**GIVEN EXERCISE:**
Can you reproduce the data beneath, keeping every line exact?

**GIVEN RECORDS:**
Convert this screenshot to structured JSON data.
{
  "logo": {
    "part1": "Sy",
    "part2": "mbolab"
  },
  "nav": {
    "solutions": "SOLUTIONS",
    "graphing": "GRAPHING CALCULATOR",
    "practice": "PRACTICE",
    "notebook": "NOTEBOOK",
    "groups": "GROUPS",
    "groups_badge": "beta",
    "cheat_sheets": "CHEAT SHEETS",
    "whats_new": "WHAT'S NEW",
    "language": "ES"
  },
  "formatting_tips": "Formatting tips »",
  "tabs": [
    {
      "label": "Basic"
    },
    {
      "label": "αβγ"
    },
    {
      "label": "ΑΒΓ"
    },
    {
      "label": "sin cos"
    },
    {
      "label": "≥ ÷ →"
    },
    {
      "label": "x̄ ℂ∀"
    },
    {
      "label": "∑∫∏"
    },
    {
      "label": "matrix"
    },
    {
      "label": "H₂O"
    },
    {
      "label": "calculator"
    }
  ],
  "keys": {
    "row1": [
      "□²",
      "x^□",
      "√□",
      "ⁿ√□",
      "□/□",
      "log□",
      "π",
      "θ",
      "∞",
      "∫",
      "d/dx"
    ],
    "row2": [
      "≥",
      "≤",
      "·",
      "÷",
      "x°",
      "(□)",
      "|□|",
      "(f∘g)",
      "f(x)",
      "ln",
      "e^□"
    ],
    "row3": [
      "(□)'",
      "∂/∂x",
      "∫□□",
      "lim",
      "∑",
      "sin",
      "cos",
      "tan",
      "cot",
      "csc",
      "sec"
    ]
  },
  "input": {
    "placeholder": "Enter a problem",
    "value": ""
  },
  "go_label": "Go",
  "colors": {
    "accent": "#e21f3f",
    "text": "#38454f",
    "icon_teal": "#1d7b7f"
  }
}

**SOLUTION FOR THIS EXERCISE:**
Convert this screenshot to structured JSON data.
{
  "logo": {
    "part1": "Sy",
    "part2": "mbolab"
  },
  "nav": {
    "solutions": "SOLUTIONS",
    "graphing": "GRAPHING CALCULATOR",
    "practice": "PRACTICE",
    "notebook": "NOTEBOOK",
    "groups": "GROUPS",
    "groups_badge": "beta",
    "cheat_sheets": "CHEAT SHEETS",
    "whats_new": "WHAT'S NEW",
    "language": "ES"
  },
  "formatting_tips": "Formatting tips »",
  "tabs": [
    {
      "label": "Basic"
    },
    {
      "label": "αβγ"
    },
    {
      "label": "ΑΒΓ"
    },
    {
      "label": "sin cos"
    },
    {
      "label": "≥ ÷ →"
    },
    {
      "label": "x̄ ℂ∀"
    },
    {
      "label": "∑∫∏"
    },
    {
      "label": "matrix"
    },
    {
      "label": "H₂O"
    },
    {
      "label": "calculator"
    }
  ],
  "keys": {
    "row1": [
      "□²",
      "x^□",
      "√□",
      "ⁿ√□",
      "□/□",
      "log□",
      "π",
      "θ",
      "∞",
      "∫",
      "d/dx"
    ],
    "row2": [
      "≥",
      "≤",
      "·",
      "÷",
      "x°",
      "(□)",
      "|□|",
      "(f∘g)",
      "f(x)",
      "ln",
      "e^□"
    ],
    "row3": [
      "(□)'",
      "∂/∂x",
      "∫□□",
      "lim",
      "∑",
      "sin",
      "cos",
      "tan",
      "cot",
      "csc",
      "sec"
    ]
  },
  "input": {
    "placeholder": "Enter a problem",
    "value": ""
  },
  "go_label": "Go",
  "colors": {
    "accent": "#e21f3f",
    "text": "#38454f",
    "icon_teal": "#1d7b7f"
  }
}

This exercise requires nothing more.